Set task: Which lines in the material below contain the word "kaya"? Copy each of them.

Data records:
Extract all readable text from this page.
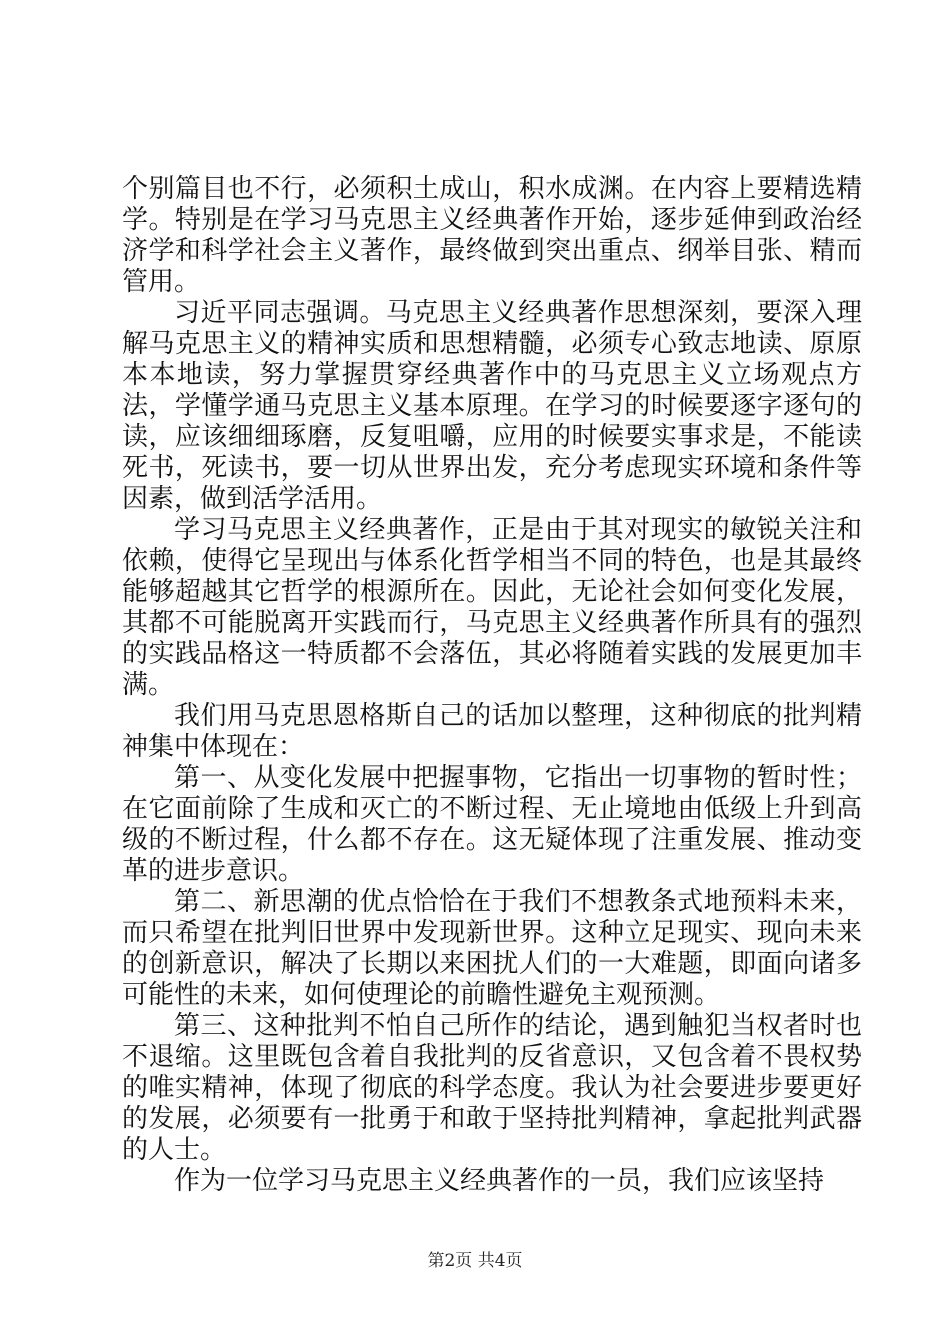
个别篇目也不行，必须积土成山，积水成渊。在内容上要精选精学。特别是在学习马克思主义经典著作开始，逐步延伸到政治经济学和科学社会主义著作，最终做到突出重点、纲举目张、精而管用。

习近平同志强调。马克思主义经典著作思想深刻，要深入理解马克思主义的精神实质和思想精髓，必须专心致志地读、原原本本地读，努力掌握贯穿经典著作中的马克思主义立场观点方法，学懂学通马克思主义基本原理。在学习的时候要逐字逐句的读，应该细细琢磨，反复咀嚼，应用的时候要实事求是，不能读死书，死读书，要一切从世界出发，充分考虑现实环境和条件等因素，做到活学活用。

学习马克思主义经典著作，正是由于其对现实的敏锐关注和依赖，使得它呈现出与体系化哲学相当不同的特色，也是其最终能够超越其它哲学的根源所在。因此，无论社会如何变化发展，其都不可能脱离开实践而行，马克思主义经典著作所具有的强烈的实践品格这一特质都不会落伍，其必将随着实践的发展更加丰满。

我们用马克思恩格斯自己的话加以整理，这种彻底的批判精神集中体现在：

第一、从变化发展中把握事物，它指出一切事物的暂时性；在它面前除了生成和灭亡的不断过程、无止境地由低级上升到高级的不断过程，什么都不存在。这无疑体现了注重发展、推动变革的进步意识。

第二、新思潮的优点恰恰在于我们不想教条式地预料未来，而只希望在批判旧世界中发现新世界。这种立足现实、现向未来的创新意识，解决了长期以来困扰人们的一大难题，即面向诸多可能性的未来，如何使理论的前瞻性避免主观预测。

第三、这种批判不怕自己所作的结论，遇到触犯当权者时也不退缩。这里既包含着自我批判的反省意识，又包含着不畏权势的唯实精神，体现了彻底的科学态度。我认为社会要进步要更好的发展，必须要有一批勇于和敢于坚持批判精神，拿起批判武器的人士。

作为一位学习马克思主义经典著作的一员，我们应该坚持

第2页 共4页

--

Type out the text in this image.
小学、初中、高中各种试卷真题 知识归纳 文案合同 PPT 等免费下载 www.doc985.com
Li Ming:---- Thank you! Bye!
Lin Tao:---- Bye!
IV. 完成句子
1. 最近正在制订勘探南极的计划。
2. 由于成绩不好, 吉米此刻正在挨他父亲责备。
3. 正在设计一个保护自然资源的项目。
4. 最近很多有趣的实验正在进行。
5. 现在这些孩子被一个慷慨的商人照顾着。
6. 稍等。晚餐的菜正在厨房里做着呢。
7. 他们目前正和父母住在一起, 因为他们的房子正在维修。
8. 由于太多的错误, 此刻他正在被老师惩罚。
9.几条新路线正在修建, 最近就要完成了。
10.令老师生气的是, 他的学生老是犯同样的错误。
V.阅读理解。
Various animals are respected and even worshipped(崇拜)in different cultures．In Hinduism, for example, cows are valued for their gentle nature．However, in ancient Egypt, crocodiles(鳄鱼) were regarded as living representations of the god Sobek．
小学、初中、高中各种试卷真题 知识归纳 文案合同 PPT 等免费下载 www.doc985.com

==

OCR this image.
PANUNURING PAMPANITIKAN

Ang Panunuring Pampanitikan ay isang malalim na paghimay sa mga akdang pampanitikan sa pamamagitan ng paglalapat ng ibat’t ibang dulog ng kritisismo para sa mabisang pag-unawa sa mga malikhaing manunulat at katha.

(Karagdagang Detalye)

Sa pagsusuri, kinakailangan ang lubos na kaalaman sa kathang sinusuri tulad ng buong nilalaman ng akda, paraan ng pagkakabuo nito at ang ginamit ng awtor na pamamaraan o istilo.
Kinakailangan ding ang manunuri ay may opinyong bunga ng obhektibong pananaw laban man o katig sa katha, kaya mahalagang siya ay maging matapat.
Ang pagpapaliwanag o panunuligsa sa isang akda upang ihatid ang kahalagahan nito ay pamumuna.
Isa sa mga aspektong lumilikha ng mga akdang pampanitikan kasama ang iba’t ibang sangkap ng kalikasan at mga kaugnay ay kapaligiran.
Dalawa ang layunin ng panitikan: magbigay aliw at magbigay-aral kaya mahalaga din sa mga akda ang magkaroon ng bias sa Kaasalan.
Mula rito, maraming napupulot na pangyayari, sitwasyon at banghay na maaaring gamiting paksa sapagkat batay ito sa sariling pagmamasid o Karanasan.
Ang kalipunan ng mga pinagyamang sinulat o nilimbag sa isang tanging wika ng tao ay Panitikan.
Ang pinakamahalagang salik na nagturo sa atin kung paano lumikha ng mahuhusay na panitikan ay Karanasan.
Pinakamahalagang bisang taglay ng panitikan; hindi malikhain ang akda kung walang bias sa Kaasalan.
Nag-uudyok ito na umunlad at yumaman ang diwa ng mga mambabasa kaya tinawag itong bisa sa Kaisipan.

Result below:
Kinakailangan ding ang manunuri ay may opinyong bunga ng obhektibong pananaw laban man o katig sa katha, kaya mahalagang siya ay maging matapat.
Dalawa ang layunin ng panitikan: magbigay aliw at magbigay-aral kaya mahalaga din sa mga akda ang magkaroon ng bias sa Kaasalan.
Nag-uudyok ito na umunlad at yumaman ang diwa ng mga mambabasa kaya tinawag itong bisa sa Kaisipan.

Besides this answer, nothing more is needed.